Find the string "leaf" in the data, then copy every line where it is found.

[Source data]
_ _ _ _ _ _ _
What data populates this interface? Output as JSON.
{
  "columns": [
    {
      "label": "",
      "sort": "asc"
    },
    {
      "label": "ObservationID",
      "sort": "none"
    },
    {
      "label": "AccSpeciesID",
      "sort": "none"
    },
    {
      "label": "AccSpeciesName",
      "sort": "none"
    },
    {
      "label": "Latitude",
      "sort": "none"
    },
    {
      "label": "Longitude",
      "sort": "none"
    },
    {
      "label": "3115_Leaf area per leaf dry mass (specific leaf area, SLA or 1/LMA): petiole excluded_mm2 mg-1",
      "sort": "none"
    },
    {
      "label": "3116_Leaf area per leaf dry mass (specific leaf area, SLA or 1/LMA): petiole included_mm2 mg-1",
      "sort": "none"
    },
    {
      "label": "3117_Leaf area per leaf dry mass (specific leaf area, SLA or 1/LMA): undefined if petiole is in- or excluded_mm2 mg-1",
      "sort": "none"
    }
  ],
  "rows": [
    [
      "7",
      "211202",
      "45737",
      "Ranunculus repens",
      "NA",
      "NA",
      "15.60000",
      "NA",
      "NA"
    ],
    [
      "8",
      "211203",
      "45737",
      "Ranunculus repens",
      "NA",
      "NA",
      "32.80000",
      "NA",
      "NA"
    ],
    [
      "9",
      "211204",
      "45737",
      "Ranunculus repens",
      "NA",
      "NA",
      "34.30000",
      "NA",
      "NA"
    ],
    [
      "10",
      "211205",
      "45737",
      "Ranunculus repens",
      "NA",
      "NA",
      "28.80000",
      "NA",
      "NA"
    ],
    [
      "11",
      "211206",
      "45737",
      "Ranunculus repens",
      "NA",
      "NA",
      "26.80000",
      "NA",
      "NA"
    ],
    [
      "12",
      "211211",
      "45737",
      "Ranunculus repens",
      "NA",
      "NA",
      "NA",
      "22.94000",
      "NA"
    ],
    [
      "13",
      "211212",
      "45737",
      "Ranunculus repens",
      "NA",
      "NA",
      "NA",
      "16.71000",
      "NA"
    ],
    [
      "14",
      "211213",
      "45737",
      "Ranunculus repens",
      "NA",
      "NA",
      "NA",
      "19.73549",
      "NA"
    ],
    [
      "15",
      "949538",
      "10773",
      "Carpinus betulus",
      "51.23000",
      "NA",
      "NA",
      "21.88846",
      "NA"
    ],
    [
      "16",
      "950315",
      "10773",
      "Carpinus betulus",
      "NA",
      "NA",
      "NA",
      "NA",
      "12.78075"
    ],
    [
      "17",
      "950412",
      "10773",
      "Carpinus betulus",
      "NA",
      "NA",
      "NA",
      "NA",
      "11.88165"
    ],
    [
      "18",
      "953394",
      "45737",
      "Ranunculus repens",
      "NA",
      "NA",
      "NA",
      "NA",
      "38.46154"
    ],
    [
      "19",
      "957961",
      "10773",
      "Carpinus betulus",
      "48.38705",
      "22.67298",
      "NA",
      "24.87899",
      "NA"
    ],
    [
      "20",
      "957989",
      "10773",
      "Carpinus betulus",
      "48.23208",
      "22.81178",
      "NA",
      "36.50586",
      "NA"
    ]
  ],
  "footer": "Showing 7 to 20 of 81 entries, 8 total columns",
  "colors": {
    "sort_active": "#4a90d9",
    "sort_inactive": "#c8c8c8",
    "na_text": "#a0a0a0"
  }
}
_ _ _ _ _ _ _
▶ [The output]
      "label": "3115_Leaf area per leaf dry mass (specific leaf area, SLA or 1/LMA): petiole excluded_mm2 mg-1",
      "label": "3116_Leaf area per leaf dry mass (specific leaf area, SLA or 1/LMA): petiole included_mm2 mg-1",
      "label": "3117_Leaf area per leaf dry mass (specific leaf area, SLA or 1/LMA): undefined if petiole is in- or excluded_mm2 mg-1",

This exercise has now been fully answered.